Records about charts and figures

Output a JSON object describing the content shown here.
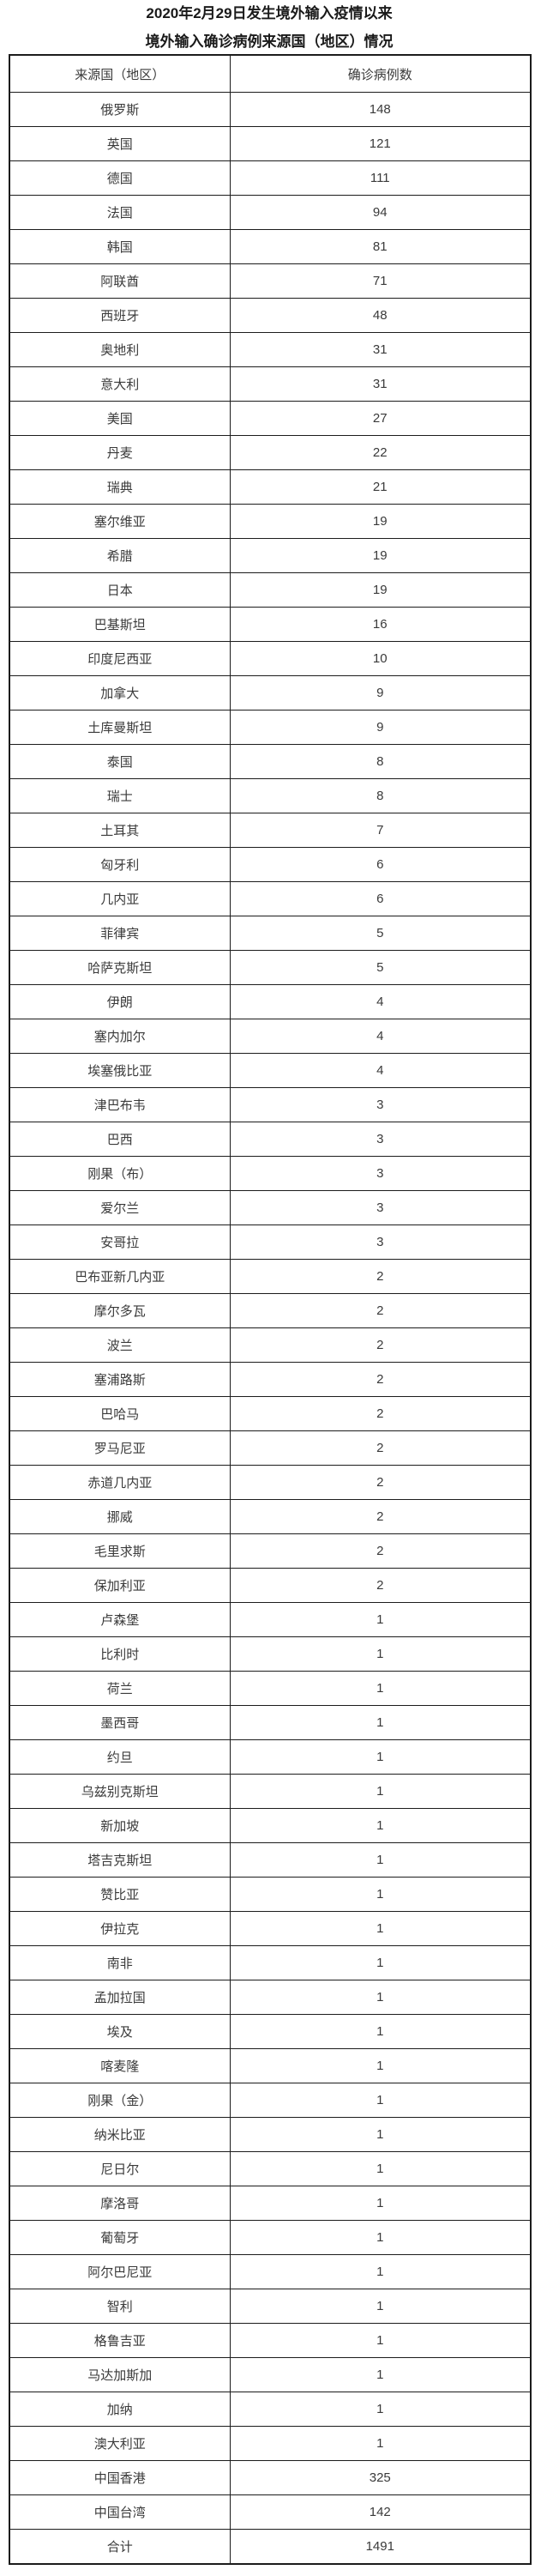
{
  "page": {
    "title_line1": "2020年2月29日发生境外输入疫情以来",
    "title_line2": "境外输入确诊病例来源国（地区）情况"
  },
  "table": {
    "columns": {
      "country": "来源国（地区）",
      "cases": "确诊病例数"
    },
    "rows": [
      {
        "country": "俄罗斯",
        "cases": 148
      },
      {
        "country": "英国",
        "cases": 121
      },
      {
        "country": "德国",
        "cases": 111
      },
      {
        "country": "法国",
        "cases": 94
      },
      {
        "country": "韩国",
        "cases": 81
      },
      {
        "country": "阿联酋",
        "cases": 71
      },
      {
        "country": "西班牙",
        "cases": 48
      },
      {
        "country": "奥地利",
        "cases": 31
      },
      {
        "country": "意大利",
        "cases": 31
      },
      {
        "country": "美国",
        "cases": 27
      },
      {
        "country": "丹麦",
        "cases": 22
      },
      {
        "country": "瑞典",
        "cases": 21
      },
      {
        "country": "塞尔维亚",
        "cases": 19
      },
      {
        "country": "希腊",
        "cases": 19
      },
      {
        "country": "日本",
        "cases": 19
      },
      {
        "country": "巴基斯坦",
        "cases": 16
      },
      {
        "country": "印度尼西亚",
        "cases": 10
      },
      {
        "country": "加拿大",
        "cases": 9
      },
      {
        "country": "土库曼斯坦",
        "cases": 9
      },
      {
        "country": "泰国",
        "cases": 8
      },
      {
        "country": "瑞士",
        "cases": 8
      },
      {
        "country": "土耳其",
        "cases": 7
      },
      {
        "country": "匈牙利",
        "cases": 6
      },
      {
        "country": "几内亚",
        "cases": 6
      },
      {
        "country": "菲律宾",
        "cases": 5
      },
      {
        "country": "哈萨克斯坦",
        "cases": 5
      },
      {
        "country": "伊朗",
        "cases": 4
      },
      {
        "country": "塞内加尔",
        "cases": 4
      },
      {
        "country": "埃塞俄比亚",
        "cases": 4
      },
      {
        "country": "津巴布韦",
        "cases": 3
      },
      {
        "country": "巴西",
        "cases": 3
      },
      {
        "country": "刚果（布）",
        "cases": 3
      },
      {
        "country": "爱尔兰",
        "cases": 3
      },
      {
        "country": "安哥拉",
        "cases": 3
      },
      {
        "country": "巴布亚新几内亚",
        "cases": 2
      },
      {
        "country": "摩尔多瓦",
        "cases": 2
      },
      {
        "country": "波兰",
        "cases": 2
      },
      {
        "country": "塞浦路斯",
        "cases": 2
      },
      {
        "country": "巴哈马",
        "cases": 2
      },
      {
        "country": "罗马尼亚",
        "cases": 2
      },
      {
        "country": "赤道几内亚",
        "cases": 2
      },
      {
        "country": "挪威",
        "cases": 2
      },
      {
        "country": "毛里求斯",
        "cases": 2
      },
      {
        "country": "保加利亚",
        "cases": 2
      },
      {
        "country": "卢森堡",
        "cases": 1
      },
      {
        "country": "比利时",
        "cases": 1
      },
      {
        "country": "荷兰",
        "cases": 1
      },
      {
        "country": "墨西哥",
        "cases": 1
      },
      {
        "country": "约旦",
        "cases": 1
      },
      {
        "country": "乌兹别克斯坦",
        "cases": 1
      },
      {
        "country": "新加坡",
        "cases": 1
      },
      {
        "country": "塔吉克斯坦",
        "cases": 1
      },
      {
        "country": "赞比亚",
        "cases": 1
      },
      {
        "country": "伊拉克",
        "cases": 1
      },
      {
        "country": "南非",
        "cases": 1
      },
      {
        "country": "孟加拉国",
        "cases": 1
      },
      {
        "country": "埃及",
        "cases": 1
      },
      {
        "country": "喀麦隆",
        "cases": 1
      },
      {
        "country": "刚果（金）",
        "cases": 1
      },
      {
        "country": "纳米比亚",
        "cases": 1
      },
      {
        "country": "尼日尔",
        "cases": 1
      },
      {
        "country": "摩洛哥",
        "cases": 1
      },
      {
        "country": "葡萄牙",
        "cases": 1
      },
      {
        "country": "阿尔巴尼亚",
        "cases": 1
      },
      {
        "country": "智利",
        "cases": 1
      },
      {
        "country": "格鲁吉亚",
        "cases": 1
      },
      {
        "country": "马达加斯加",
        "cases": 1
      },
      {
        "country": "加纳",
        "cases": 1
      },
      {
        "country": "澳大利亚",
        "cases": 1
      },
      {
        "country": "中国香港",
        "cases": 325
      },
      {
        "country": "中国台湾",
        "cases": 142
      }
    ],
    "total": {
      "label": "合计",
      "value": 1491
    }
  }
}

Required work
Images must not appear in the copy; reproduce everything else in the records verbatim.

Exercise output
Output a JSON object describing the content shown here.
{
  "page": {
    "title_line1": "2020年2月29日发生境外输入疫情以来",
    "title_line2": "境外输入确诊病例来源国（地区）情况"
  },
  "table": {
    "columns": {
      "country": "来源国（地区）",
      "cases": "确诊病例数"
    },
    "rows": [
      {
        "country": "俄罗斯",
        "cases": 148
      },
      {
        "country": "英国",
        "cases": 121
      },
      {
        "country": "德国",
        "cases": 111
      },
      {
        "country": "法国",
        "cases": 94
      },
      {
        "country": "韩国",
        "cases": 81
      },
      {
        "country": "阿联酋",
        "cases": 71
      },
      {
        "country": "西班牙",
        "cases": 48
      },
      {
        "country": "奥地利",
        "cases": 31
      },
      {
        "country": "意大利",
        "cases": 31
      },
      {
        "country": "美国",
        "cases": 27
      },
      {
        "country": "丹麦",
        "cases": 22
      },
      {
        "country": "瑞典",
        "cases": 21
      },
      {
        "country": "塞尔维亚",
        "cases": 19
      },
      {
        "country": "希腊",
        "cases": 19
      },
      {
        "country": "日本",
        "cases": 19
      },
      {
        "country": "巴基斯坦",
        "cases": 16
      },
      {
        "country": "印度尼西亚",
        "cases": 10
      },
      {
        "country": "加拿大",
        "cases": 9
      },
      {
        "country": "土库曼斯坦",
        "cases": 9
      },
      {
        "country": "泰国",
        "cases": 8
      },
      {
        "country": "瑞士",
        "cases": 8
      },
      {
        "country": "土耳其",
        "cases": 7
      },
      {
        "country": "匈牙利",
        "cases": 6
      },
      {
        "country": "几内亚",
        "cases": 6
      },
      {
        "country": "菲律宾",
        "cases": 5
      },
      {
        "country": "哈萨克斯坦",
        "cases": 5
      },
      {
        "country": "伊朗",
        "cases": 4
      },
      {
        "country": "塞内加尔",
        "cases": 4
      },
      {
        "country": "埃塞俄比亚",
        "cases": 4
      },
      {
        "country": "津巴布韦",
        "cases": 3
      },
      {
        "country": "巴西",
        "cases": 3
      },
      {
        "country": "刚果（布）",
        "cases": 3
      },
      {
        "country": "爱尔兰",
        "cases": 3
      },
      {
        "country": "安哥拉",
        "cases": 3
      },
      {
        "country": "巴布亚新几内亚",
        "cases": 2
      },
      {
        "country": "摩尔多瓦",
        "cases": 2
      },
      {
        "country": "波兰",
        "cases": 2
      },
      {
        "country": "塞浦路斯",
        "cases": 2
      },
      {
        "country": "巴哈马",
        "cases": 2
      },
      {
        "country": "罗马尼亚",
        "cases": 2
      },
      {
        "country": "赤道几内亚",
        "cases": 2
      },
      {
        "country": "挪威",
        "cases": 2
      },
      {
        "country": "毛里求斯",
        "cases": 2
      },
      {
        "country": "保加利亚",
        "cases": 2
      },
      {
        "country": "卢森堡",
        "cases": 1
      },
      {
        "country": "比利时",
        "cases": 1
      },
      {
        "country": "荷兰",
        "cases": 1
      },
      {
        "country": "墨西哥",
        "cases": 1
      },
      {
        "country": "约旦",
        "cases": 1
      },
      {
        "country": "乌兹别克斯坦",
        "cases": 1
      },
      {
        "country": "新加坡",
        "cases": 1
      },
      {
        "country": "塔吉克斯坦",
        "cases": 1
      },
      {
        "country": "赞比亚",
        "cases": 1
      },
      {
        "country": "伊拉克",
        "cases": 1
      },
      {
        "country": "南非",
        "cases": 1
      },
      {
        "country": "孟加拉国",
        "cases": 1
      },
      {
        "country": "埃及",
        "cases": 1
      },
      {
        "country": "喀麦隆",
        "cases": 1
      },
      {
        "country": "刚果（金）",
        "cases": 1
      },
      {
        "country": "纳米比亚",
        "cases": 1
      },
      {
        "country": "尼日尔",
        "cases": 1
      },
      {
        "country": "摩洛哥",
        "cases": 1
      },
      {
        "country": "葡萄牙",
        "cases": 1
      },
      {
        "country": "阿尔巴尼亚",
        "cases": 1
      },
      {
        "country": "智利",
        "cases": 1
      },
      {
        "country": "格鲁吉亚",
        "cases": 1
      },
      {
        "country": "马达加斯加",
        "cases": 1
      },
      {
        "country": "加纳",
        "cases": 1
      },
      {
        "country": "澳大利亚",
        "cases": 1
      },
      {
        "country": "中国香港",
        "cases": 325
      },
      {
        "country": "中国台湾",
        "cases": 142
      }
    ],
    "total": {
      "label": "合计",
      "value": 1491
    }
  }
}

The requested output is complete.